> **What to do**:
Gather each line containing the string "GREASES" from these entries.

> **Dataset content**:
>>>>

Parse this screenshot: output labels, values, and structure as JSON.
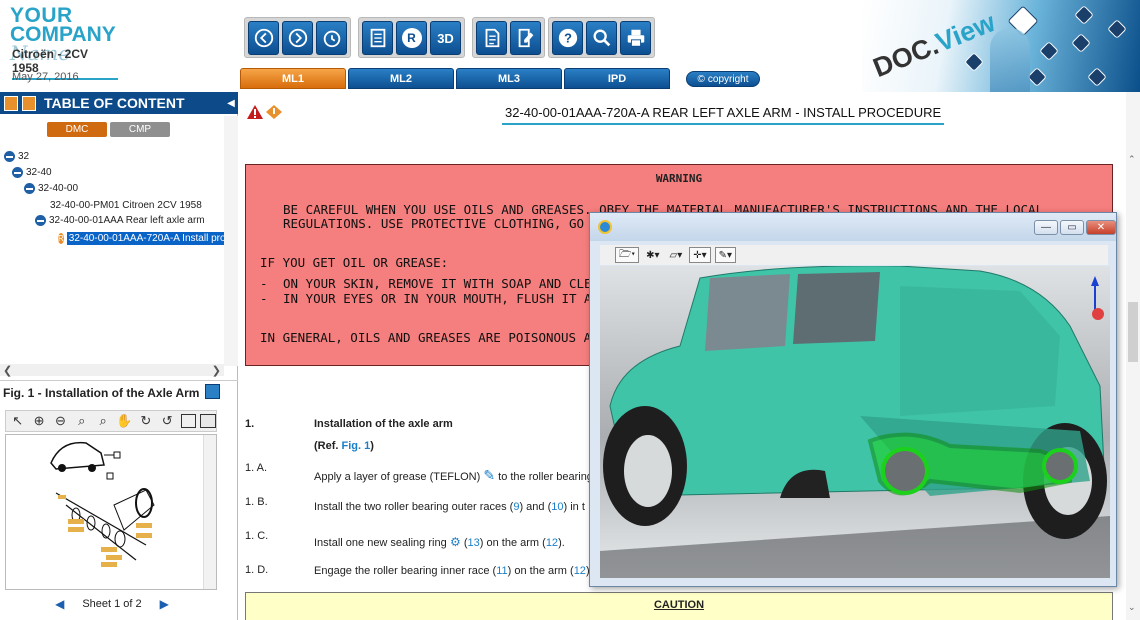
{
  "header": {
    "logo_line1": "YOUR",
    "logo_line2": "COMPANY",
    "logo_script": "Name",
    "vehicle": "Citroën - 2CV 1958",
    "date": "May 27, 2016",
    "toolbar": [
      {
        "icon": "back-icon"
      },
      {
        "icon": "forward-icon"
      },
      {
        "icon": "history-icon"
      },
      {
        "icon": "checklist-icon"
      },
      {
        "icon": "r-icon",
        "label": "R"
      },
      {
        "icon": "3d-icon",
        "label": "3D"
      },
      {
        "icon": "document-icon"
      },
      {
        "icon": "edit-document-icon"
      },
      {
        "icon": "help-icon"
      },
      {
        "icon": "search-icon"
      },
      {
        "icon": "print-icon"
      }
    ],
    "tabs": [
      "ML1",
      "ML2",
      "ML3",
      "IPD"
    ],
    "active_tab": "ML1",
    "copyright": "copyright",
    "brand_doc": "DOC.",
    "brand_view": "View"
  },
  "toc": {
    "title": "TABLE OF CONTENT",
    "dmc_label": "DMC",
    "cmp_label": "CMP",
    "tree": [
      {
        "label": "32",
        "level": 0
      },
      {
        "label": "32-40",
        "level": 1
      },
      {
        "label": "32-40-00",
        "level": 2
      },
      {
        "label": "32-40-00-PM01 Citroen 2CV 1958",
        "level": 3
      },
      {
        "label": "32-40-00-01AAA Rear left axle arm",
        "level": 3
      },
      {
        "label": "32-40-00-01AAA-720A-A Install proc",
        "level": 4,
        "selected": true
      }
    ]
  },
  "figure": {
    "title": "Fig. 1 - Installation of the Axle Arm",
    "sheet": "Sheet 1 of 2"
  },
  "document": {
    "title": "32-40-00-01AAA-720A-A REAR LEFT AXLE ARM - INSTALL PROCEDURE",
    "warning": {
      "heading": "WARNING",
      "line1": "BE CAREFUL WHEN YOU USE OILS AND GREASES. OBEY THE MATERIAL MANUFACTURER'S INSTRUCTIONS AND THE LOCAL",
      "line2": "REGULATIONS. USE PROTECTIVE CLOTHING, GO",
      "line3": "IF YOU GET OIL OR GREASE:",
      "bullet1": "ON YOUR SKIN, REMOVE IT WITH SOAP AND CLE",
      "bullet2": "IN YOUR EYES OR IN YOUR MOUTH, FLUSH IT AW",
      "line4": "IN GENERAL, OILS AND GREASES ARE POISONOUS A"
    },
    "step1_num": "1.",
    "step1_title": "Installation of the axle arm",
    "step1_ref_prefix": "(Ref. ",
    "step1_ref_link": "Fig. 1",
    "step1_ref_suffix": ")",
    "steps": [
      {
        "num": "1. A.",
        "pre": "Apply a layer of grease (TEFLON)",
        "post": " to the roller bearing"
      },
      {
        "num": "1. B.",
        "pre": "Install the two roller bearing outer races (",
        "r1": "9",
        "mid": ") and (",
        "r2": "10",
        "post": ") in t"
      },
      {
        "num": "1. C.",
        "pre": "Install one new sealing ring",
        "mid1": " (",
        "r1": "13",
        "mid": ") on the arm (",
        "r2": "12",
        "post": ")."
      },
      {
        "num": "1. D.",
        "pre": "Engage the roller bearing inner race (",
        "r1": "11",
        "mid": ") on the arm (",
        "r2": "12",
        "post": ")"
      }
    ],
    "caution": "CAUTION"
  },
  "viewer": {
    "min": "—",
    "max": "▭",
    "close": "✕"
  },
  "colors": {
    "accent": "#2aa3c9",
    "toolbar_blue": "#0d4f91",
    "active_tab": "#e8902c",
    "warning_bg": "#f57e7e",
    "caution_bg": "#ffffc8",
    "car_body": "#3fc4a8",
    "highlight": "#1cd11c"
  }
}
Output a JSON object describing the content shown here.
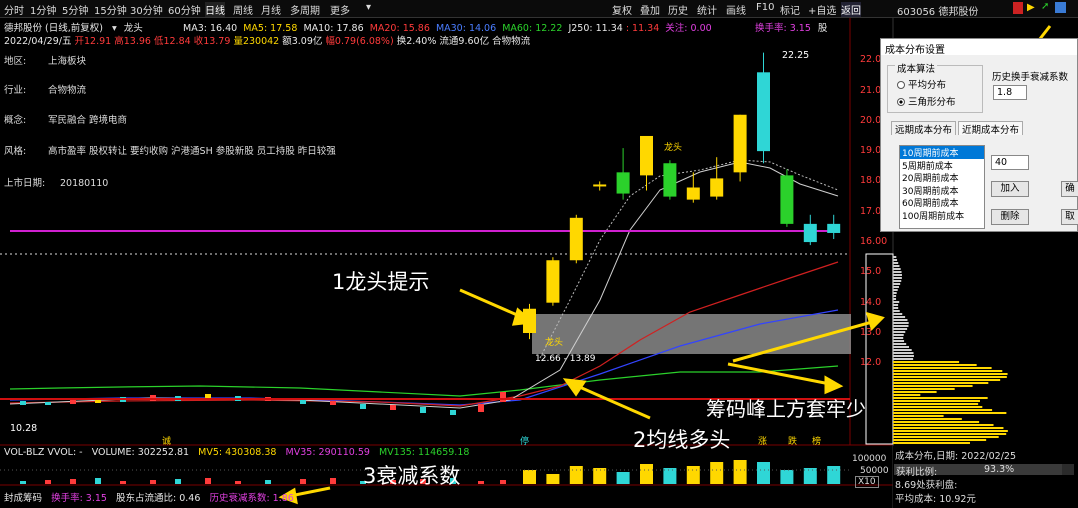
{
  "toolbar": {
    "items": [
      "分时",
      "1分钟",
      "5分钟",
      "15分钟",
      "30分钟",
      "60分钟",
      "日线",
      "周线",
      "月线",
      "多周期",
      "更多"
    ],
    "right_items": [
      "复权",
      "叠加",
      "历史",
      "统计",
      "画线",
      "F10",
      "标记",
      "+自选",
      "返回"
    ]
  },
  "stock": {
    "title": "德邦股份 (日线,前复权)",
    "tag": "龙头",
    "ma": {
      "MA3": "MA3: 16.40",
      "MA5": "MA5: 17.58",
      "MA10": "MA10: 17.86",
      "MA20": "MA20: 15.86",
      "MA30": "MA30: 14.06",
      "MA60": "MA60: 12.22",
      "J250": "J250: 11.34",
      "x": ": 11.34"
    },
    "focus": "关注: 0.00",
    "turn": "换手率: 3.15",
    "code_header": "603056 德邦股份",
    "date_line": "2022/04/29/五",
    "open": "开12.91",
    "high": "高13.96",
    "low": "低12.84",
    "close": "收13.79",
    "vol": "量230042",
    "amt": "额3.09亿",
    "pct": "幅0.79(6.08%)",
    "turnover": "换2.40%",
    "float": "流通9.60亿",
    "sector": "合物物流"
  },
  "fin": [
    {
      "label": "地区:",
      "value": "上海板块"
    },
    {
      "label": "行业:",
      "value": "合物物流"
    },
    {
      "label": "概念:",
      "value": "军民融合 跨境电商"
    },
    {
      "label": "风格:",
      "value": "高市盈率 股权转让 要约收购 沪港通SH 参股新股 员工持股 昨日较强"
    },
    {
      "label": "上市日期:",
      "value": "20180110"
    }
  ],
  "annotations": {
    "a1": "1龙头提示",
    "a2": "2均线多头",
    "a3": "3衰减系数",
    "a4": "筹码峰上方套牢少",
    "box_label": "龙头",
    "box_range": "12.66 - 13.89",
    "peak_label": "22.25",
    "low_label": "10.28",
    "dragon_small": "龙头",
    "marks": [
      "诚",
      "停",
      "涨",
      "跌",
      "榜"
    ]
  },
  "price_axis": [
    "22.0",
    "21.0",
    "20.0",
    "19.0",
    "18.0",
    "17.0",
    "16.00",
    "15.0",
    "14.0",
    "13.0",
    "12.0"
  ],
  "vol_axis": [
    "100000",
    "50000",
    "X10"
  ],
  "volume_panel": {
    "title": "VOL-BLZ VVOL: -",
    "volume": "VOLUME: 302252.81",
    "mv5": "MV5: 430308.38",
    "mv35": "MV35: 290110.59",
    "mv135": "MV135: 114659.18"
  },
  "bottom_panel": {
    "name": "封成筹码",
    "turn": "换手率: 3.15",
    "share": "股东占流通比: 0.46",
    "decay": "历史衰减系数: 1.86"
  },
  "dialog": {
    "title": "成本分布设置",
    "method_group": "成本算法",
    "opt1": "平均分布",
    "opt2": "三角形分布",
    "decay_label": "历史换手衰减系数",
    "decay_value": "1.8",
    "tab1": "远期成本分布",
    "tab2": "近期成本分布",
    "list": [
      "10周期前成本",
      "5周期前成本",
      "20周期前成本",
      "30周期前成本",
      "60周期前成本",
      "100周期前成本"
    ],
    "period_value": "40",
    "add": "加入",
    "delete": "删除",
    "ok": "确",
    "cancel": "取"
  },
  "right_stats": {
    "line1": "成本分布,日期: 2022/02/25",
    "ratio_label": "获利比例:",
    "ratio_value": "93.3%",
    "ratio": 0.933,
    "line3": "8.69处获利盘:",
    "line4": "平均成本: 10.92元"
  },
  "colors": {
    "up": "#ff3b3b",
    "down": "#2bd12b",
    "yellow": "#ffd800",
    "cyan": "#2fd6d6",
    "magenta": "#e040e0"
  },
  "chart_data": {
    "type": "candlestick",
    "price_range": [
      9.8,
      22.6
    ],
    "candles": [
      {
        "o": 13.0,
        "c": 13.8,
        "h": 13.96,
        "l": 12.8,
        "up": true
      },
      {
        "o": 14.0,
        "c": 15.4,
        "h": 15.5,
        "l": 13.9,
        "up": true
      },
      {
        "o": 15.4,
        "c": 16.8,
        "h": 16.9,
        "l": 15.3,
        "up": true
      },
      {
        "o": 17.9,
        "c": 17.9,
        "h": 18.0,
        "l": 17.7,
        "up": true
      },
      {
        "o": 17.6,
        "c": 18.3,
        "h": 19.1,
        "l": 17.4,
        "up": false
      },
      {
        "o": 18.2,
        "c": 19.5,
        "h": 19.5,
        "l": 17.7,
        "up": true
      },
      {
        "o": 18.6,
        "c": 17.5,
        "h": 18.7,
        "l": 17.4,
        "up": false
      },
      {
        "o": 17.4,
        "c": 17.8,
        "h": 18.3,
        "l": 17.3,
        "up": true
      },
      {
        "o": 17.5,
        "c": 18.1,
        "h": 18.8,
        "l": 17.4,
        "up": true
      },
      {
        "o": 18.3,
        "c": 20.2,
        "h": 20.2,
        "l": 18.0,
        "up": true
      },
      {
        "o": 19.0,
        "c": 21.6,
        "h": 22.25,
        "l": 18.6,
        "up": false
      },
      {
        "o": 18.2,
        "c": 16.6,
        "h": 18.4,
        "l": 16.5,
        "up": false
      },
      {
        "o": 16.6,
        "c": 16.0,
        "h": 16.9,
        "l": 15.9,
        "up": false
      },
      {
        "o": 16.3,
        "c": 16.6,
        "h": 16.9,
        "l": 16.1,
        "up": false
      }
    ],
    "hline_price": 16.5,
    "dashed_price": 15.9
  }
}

<<<<

> **Result**:
      "line1": "BE CAREFUL WHEN YOU USE OILS AND GREASES. OBEY THE MATERIAL MANUFACTURER'S INSTRUCTIONS AND THE LOCAL",
      "line4": "IN GENERAL, OILS AND GREASES ARE POISONOUS A"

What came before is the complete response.